LISTING:
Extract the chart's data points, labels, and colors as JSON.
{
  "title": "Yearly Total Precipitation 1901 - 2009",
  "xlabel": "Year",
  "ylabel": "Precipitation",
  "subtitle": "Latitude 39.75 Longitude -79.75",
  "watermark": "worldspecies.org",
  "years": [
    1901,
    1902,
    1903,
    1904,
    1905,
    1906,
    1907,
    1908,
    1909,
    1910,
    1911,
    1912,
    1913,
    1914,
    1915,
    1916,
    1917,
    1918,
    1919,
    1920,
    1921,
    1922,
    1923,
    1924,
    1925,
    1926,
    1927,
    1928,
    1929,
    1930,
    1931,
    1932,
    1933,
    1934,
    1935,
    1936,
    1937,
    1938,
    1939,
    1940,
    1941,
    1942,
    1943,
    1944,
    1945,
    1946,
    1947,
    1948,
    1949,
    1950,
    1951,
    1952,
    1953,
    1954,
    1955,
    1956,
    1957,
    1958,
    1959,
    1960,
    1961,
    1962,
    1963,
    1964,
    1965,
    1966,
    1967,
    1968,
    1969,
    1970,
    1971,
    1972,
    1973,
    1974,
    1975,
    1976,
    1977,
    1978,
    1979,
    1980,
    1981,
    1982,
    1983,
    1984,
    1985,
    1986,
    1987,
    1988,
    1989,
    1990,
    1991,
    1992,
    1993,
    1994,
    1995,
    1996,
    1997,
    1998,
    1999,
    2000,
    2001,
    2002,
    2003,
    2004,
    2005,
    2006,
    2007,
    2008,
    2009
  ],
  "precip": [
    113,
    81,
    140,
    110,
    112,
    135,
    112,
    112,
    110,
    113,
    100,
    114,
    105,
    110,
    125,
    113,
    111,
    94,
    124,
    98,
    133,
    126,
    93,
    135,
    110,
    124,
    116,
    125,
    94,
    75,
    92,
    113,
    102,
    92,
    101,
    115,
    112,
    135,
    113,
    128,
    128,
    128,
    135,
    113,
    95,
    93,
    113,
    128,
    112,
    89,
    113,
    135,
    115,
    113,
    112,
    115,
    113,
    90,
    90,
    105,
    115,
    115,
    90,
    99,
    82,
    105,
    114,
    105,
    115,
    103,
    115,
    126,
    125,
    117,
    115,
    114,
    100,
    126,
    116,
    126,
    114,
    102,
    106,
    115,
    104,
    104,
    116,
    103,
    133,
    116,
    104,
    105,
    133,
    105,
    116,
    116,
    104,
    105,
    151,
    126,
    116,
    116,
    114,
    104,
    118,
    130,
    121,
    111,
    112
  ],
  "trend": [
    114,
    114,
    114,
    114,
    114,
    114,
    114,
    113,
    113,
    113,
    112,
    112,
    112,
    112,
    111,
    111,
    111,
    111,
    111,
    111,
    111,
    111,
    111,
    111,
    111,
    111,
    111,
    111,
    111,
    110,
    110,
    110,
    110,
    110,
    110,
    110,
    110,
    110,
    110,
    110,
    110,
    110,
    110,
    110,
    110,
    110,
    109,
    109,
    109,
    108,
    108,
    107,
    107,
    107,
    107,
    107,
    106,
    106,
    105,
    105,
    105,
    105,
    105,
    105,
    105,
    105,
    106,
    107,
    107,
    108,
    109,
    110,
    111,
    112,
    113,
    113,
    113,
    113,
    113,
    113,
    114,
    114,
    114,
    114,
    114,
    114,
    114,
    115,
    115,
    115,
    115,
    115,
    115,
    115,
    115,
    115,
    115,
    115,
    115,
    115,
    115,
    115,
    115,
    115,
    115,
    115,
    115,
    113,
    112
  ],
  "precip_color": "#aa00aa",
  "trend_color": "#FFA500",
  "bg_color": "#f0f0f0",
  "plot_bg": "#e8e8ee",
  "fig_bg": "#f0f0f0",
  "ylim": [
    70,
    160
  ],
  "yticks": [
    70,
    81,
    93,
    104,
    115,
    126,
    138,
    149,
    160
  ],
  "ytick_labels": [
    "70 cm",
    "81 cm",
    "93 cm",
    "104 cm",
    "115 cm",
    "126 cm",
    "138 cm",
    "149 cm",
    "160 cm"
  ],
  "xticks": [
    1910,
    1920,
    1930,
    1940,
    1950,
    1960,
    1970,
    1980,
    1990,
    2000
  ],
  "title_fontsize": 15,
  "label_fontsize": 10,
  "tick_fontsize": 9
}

WORK REQUIRED: Your task is to collect every line above that contains the word "Precipitation".

ANSWER BELOW:
  "title": "Yearly Total Precipitation 1901 - 2009",
  "ylabel": "Precipitation",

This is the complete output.